* [Stated problem] Identify the lines that contain the word "Гамаева" and copy each one.

(Collected data entries)

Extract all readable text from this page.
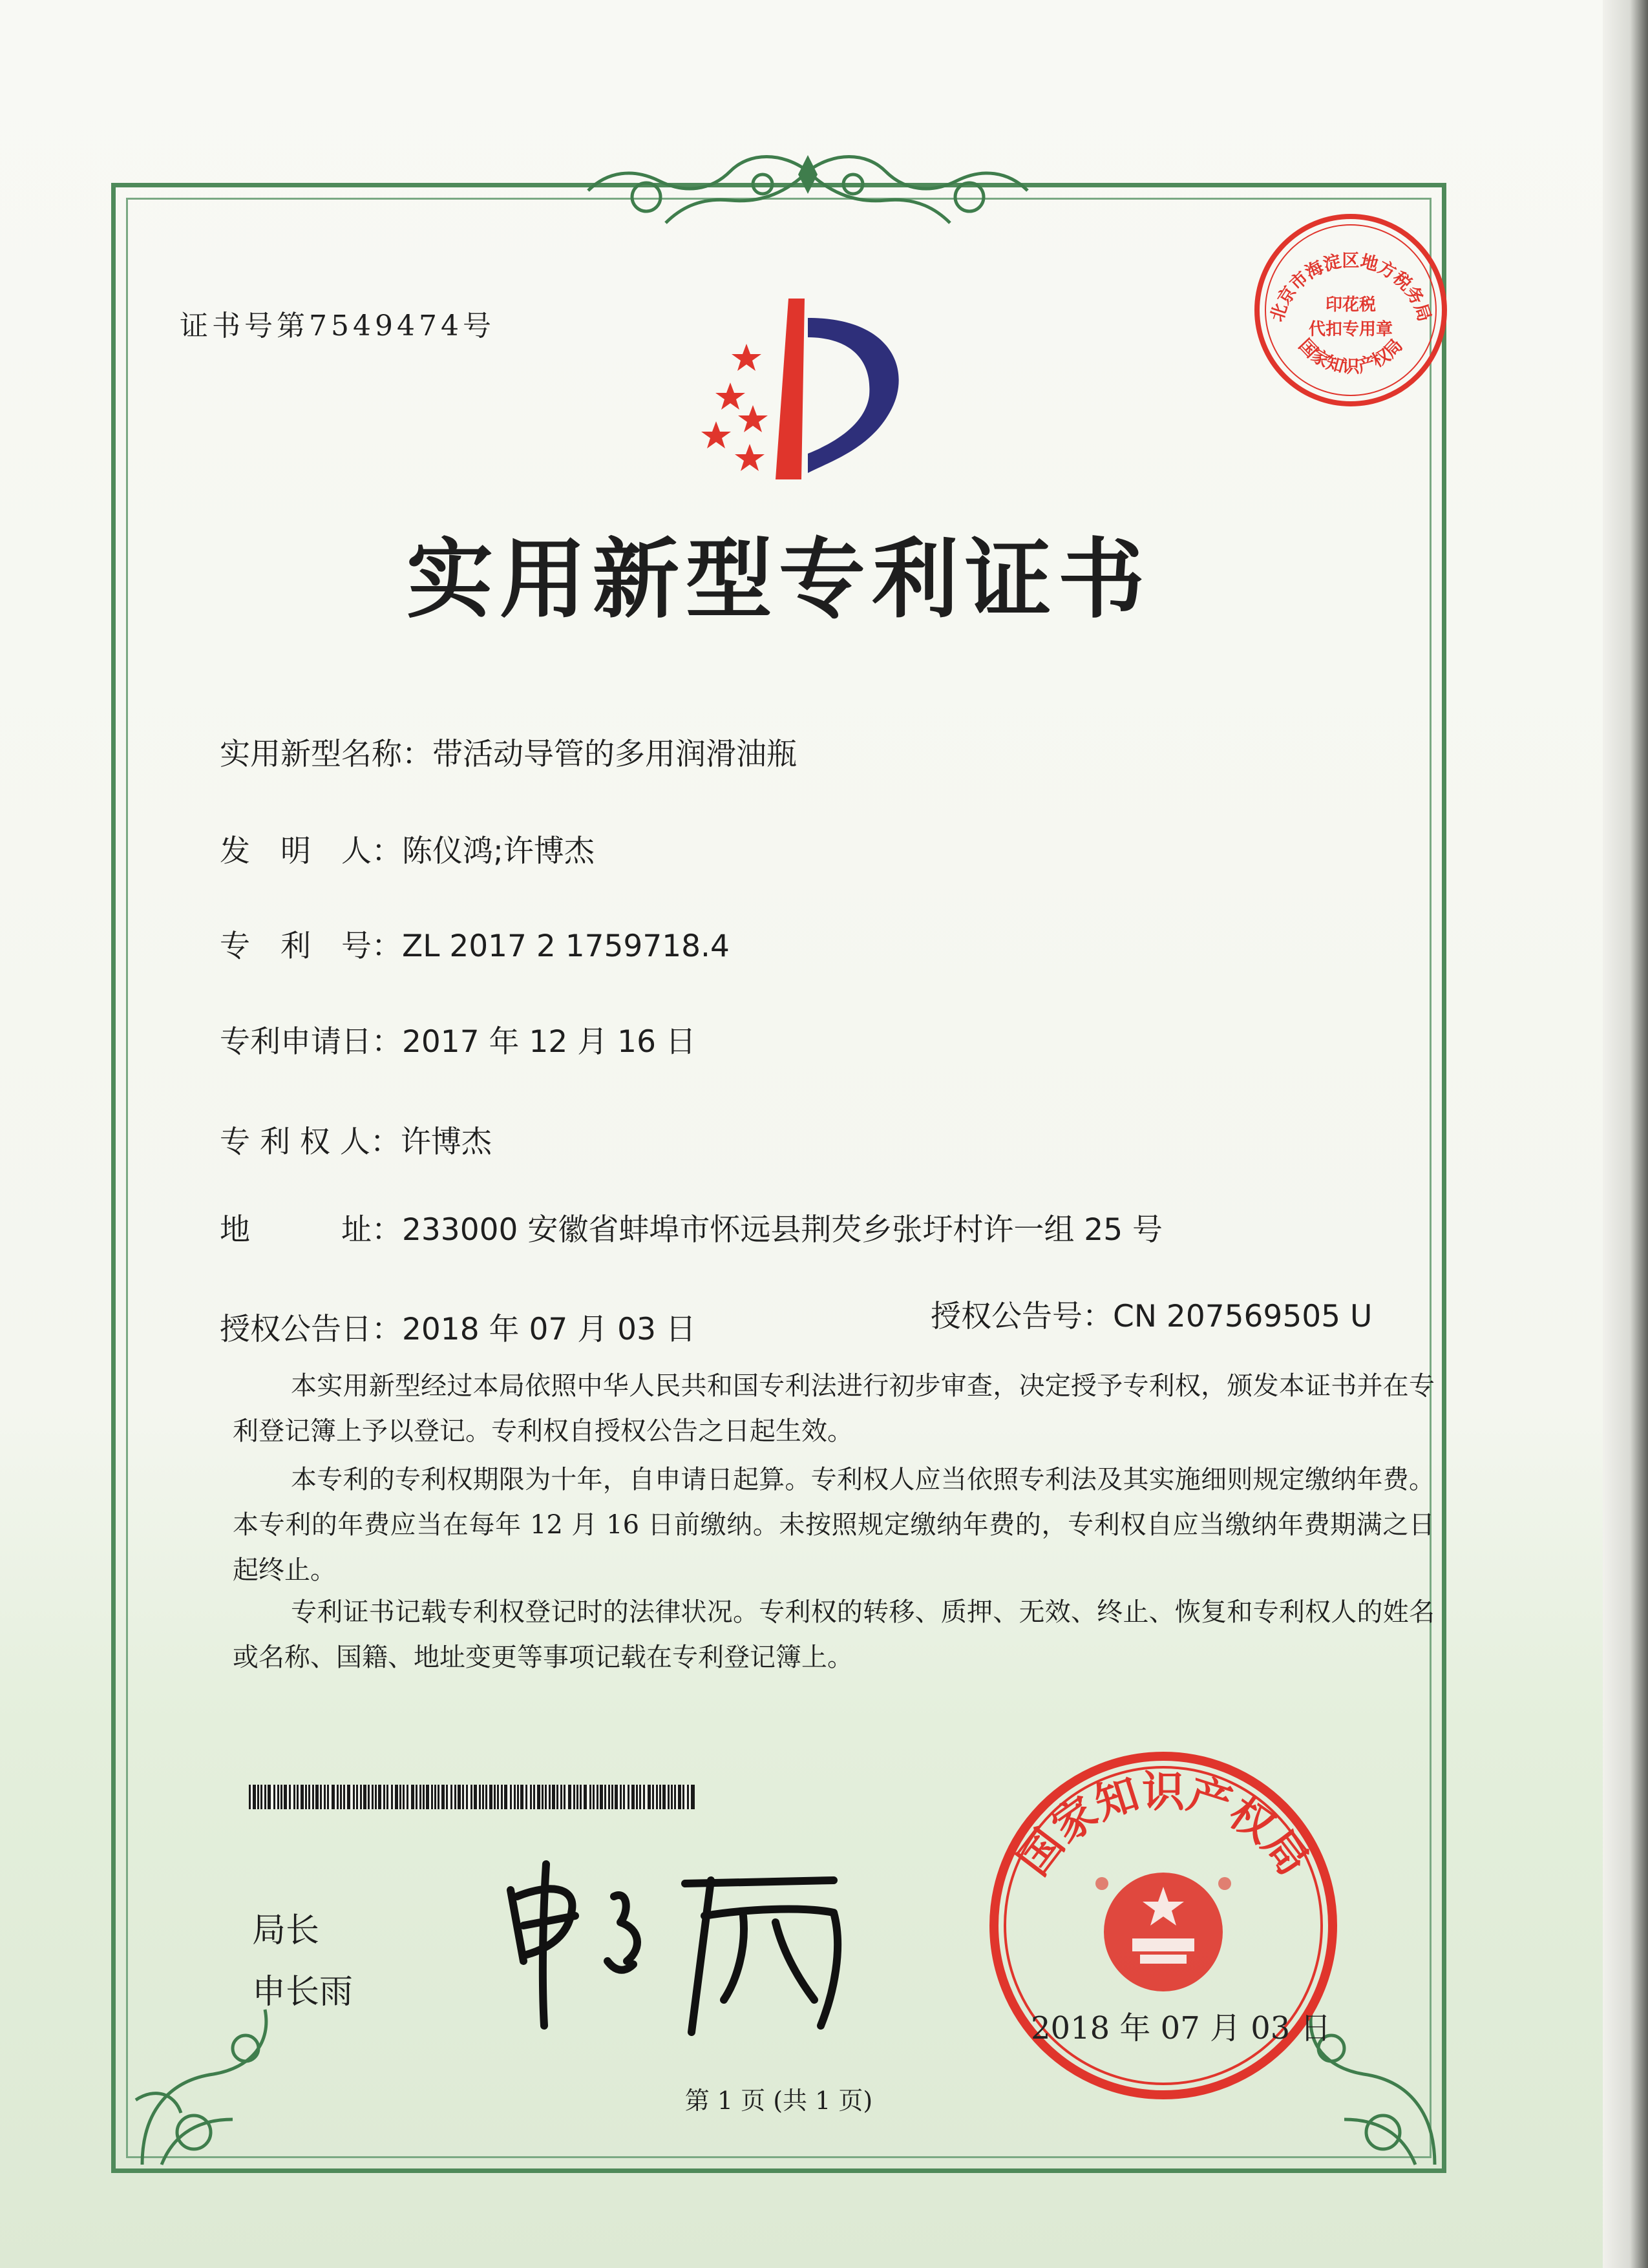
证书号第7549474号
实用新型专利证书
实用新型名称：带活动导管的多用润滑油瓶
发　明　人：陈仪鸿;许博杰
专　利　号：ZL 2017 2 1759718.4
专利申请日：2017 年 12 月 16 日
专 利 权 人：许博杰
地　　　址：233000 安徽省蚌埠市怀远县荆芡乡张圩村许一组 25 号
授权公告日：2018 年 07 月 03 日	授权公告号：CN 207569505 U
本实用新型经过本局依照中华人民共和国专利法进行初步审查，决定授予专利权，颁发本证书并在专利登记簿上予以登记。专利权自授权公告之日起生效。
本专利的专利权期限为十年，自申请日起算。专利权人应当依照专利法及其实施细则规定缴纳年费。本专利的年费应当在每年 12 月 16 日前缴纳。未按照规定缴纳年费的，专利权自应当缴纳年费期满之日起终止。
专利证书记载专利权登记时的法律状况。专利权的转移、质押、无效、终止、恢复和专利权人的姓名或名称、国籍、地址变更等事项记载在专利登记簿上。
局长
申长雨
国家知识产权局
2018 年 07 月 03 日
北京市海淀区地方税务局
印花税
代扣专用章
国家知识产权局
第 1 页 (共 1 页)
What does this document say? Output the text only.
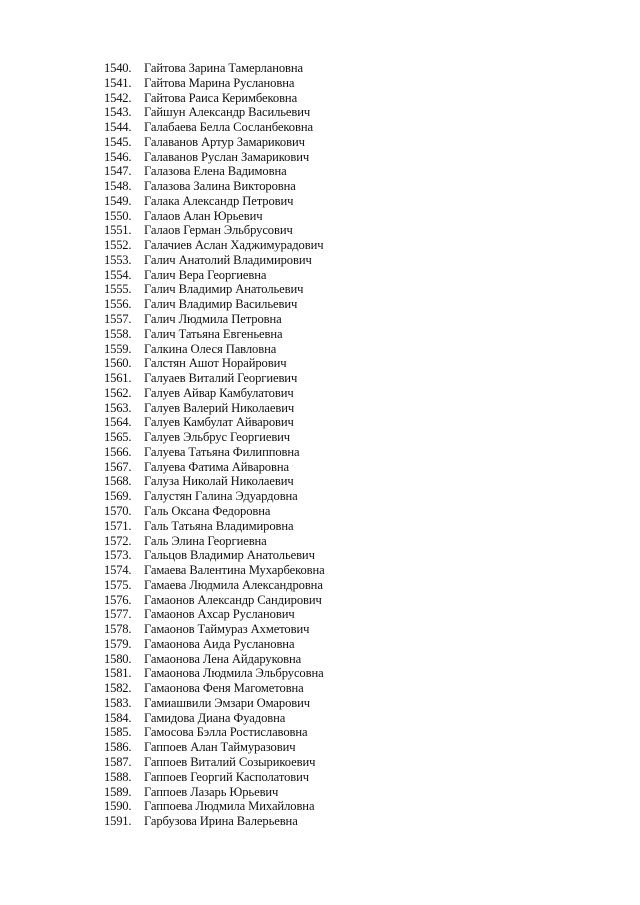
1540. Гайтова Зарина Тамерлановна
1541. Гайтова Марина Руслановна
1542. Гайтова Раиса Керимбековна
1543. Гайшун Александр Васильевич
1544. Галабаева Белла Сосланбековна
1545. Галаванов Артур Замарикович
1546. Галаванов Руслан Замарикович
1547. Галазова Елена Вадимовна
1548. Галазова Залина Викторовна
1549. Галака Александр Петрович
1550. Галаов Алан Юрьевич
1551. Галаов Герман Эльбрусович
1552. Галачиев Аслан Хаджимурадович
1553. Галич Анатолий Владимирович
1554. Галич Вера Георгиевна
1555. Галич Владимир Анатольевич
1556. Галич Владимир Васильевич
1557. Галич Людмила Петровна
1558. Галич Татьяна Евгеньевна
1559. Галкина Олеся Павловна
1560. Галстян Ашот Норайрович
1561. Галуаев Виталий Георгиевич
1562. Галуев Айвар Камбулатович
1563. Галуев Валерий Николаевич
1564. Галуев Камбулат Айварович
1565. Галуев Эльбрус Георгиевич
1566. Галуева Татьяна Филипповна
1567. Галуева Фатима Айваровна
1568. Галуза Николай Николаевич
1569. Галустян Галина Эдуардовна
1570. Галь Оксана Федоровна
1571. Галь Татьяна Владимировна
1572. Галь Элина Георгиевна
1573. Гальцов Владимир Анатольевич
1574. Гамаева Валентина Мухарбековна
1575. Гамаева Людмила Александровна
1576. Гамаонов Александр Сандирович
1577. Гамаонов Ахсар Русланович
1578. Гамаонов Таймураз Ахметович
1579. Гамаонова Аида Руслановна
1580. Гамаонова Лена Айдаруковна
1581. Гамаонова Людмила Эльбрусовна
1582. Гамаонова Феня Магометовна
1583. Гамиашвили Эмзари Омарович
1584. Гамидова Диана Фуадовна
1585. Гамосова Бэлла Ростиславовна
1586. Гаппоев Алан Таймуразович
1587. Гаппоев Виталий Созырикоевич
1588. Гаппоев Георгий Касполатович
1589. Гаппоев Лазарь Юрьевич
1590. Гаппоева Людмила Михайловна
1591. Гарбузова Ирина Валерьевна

* [Written solution]
1574. Гамаева Валентина Мухарбековна
1575. Гамаева Людмила Александровна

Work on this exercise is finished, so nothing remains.